Drop every picture and give the entries back exactly.

TASK INPUT:
— Start —
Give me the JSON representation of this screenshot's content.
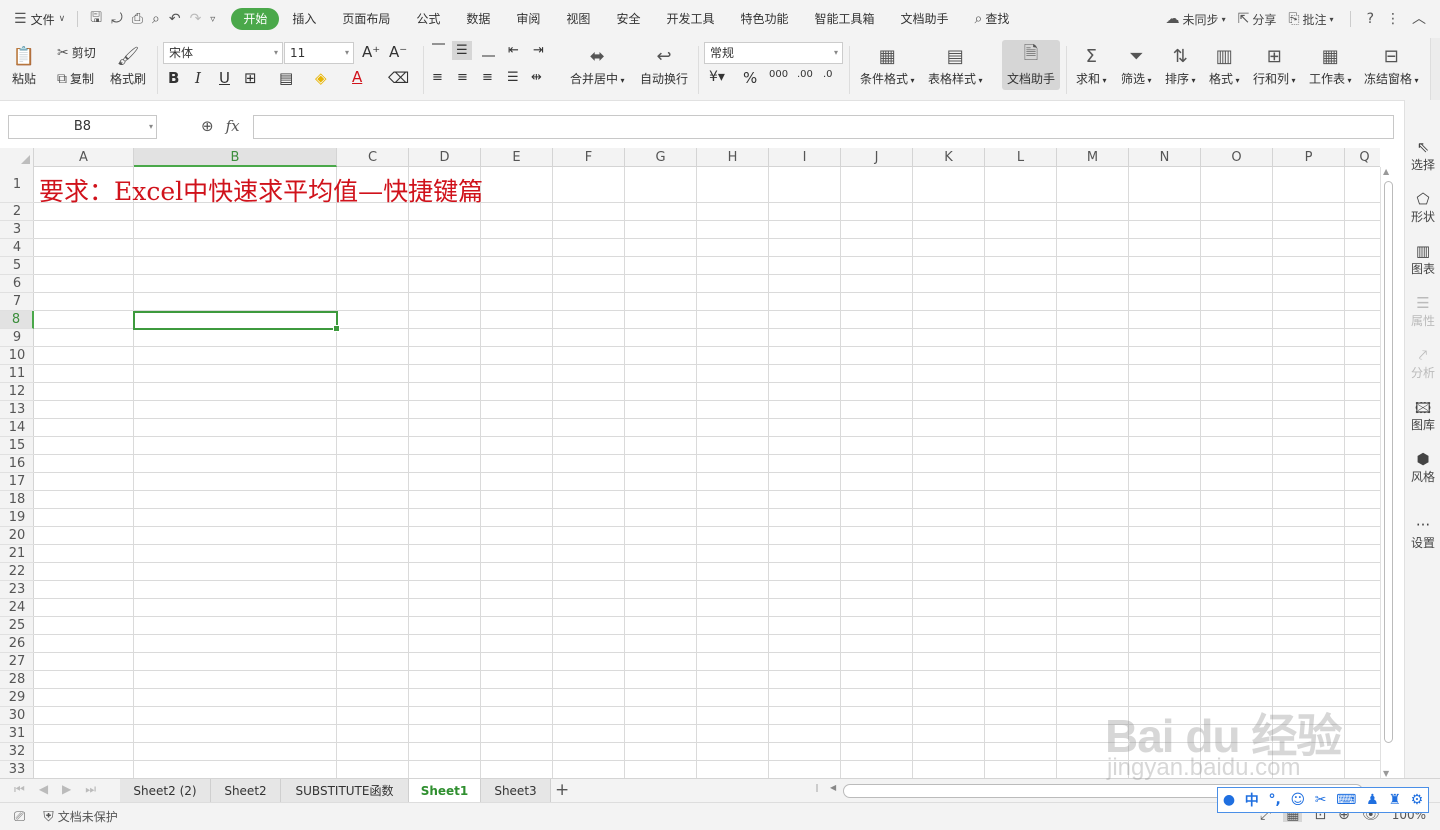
{
  "menu": {
    "file": "文件",
    "tabs": [
      "开始",
      "插入",
      "页面布局",
      "公式",
      "数据",
      "审阅",
      "视图",
      "安全",
      "开发工具",
      "特色功能",
      "智能工具箱",
      "文档助手"
    ],
    "search": "查找",
    "sync": "未同步",
    "share": "分享",
    "comment": "批注"
  },
  "ribbon": {
    "paste": "粘贴",
    "cut": "剪切",
    "copy": "复制",
    "format_painter": "格式刷",
    "font_name": "宋体",
    "font_size": "11",
    "number_format": "常规",
    "merge_center": "合并居中",
    "wrap_text": "自动换行",
    "conditional_format": "条件格式",
    "table_style": "表格样式",
    "doc_helper": "文档助手",
    "sum": "求和",
    "filter": "筛选",
    "sort": "排序",
    "format": "格式",
    "row_col": "行和列",
    "worksheet": "工作表",
    "freeze": "冻结窗格"
  },
  "formula_bar": {
    "name_box": "B8",
    "fx": "fx",
    "formula": ""
  },
  "grid": {
    "columns": [
      "A",
      "B",
      "C",
      "D",
      "E",
      "F",
      "G",
      "H",
      "I",
      "J",
      "K",
      "L",
      "M",
      "N",
      "O",
      "P",
      "Q"
    ],
    "rows": [
      "1",
      "2",
      "3",
      "4",
      "5",
      "6",
      "7",
      "8",
      "9",
      "10",
      "11",
      "12",
      "13",
      "14",
      "15",
      "16",
      "17",
      "18",
      "19",
      "20",
      "21",
      "22",
      "23",
      "24",
      "25",
      "26",
      "27",
      "28",
      "29",
      "30",
      "31",
      "32",
      "33"
    ],
    "cell_a1": "要求：Excel中快速求平均值—快捷键篇",
    "selected_column": "B",
    "selected_row": "8"
  },
  "right_pane": [
    "选择",
    "形状",
    "图表",
    "属性",
    "分析",
    "图库",
    "风格",
    "设置"
  ],
  "sheets": {
    "tabs": [
      "Sheet2 (2)",
      "Sheet2",
      "SUBSTITUTE函数",
      "Sheet1",
      "Sheet3"
    ],
    "active": "Sheet1"
  },
  "status": {
    "protection": "文档未保护",
    "zoom": "100%"
  },
  "watermark": {
    "logo": "Bai du 经验",
    "url": "jingyan.baidu.com"
  },
  "colors": {
    "accent": "#4aa84a",
    "title_text": "#d0121b",
    "ime_blue": "#1f6fe0"
  }
}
— End —
RESPONSE TO THIS TASK:
Give me the JSON representation of this screenshot's content.
{
  "menu": {
    "file": "文件",
    "tabs": [
      "开始",
      "插入",
      "页面布局",
      "公式",
      "数据",
      "审阅",
      "视图",
      "安全",
      "开发工具",
      "特色功能",
      "智能工具箱",
      "文档助手"
    ],
    "search": "查找",
    "sync": "未同步",
    "share": "分享",
    "comment": "批注"
  },
  "ribbon": {
    "paste": "粘贴",
    "cut": "剪切",
    "copy": "复制",
    "format_painter": "格式刷",
    "font_name": "宋体",
    "font_size": "11",
    "number_format": "常规",
    "merge_center": "合并居中",
    "wrap_text": "自动换行",
    "conditional_format": "条件格式",
    "table_style": "表格样式",
    "doc_helper": "文档助手",
    "sum": "求和",
    "filter": "筛选",
    "sort": "排序",
    "format": "格式",
    "row_col": "行和列",
    "worksheet": "工作表",
    "freeze": "冻结窗格"
  },
  "formula_bar": {
    "name_box": "B8",
    "fx": "fx",
    "formula": ""
  },
  "grid": {
    "columns": [
      "A",
      "B",
      "C",
      "D",
      "E",
      "F",
      "G",
      "H",
      "I",
      "J",
      "K",
      "L",
      "M",
      "N",
      "O",
      "P",
      "Q"
    ],
    "rows": [
      "1",
      "2",
      "3",
      "4",
      "5",
      "6",
      "7",
      "8",
      "9",
      "10",
      "11",
      "12",
      "13",
      "14",
      "15",
      "16",
      "17",
      "18",
      "19",
      "20",
      "21",
      "22",
      "23",
      "24",
      "25",
      "26",
      "27",
      "28",
      "29",
      "30",
      "31",
      "32",
      "33"
    ],
    "cell_a1": "要求：Excel中快速求平均值—快捷键篇",
    "selected_column": "B",
    "selected_row": "8"
  },
  "right_pane": [
    "选择",
    "形状",
    "图表",
    "属性",
    "分析",
    "图库",
    "风格",
    "设置"
  ],
  "sheets": {
    "tabs": [
      "Sheet2 (2)",
      "Sheet2",
      "SUBSTITUTE函数",
      "Sheet1",
      "Sheet3"
    ],
    "active": "Sheet1"
  },
  "status": {
    "protection": "文档未保护",
    "zoom": "100%"
  },
  "watermark": {
    "logo": "Bai du 经验",
    "url": "jingyan.baidu.com"
  },
  "colors": {
    "accent": "#4aa84a",
    "title_text": "#d0121b",
    "ime_blue": "#1f6fe0"
  }
}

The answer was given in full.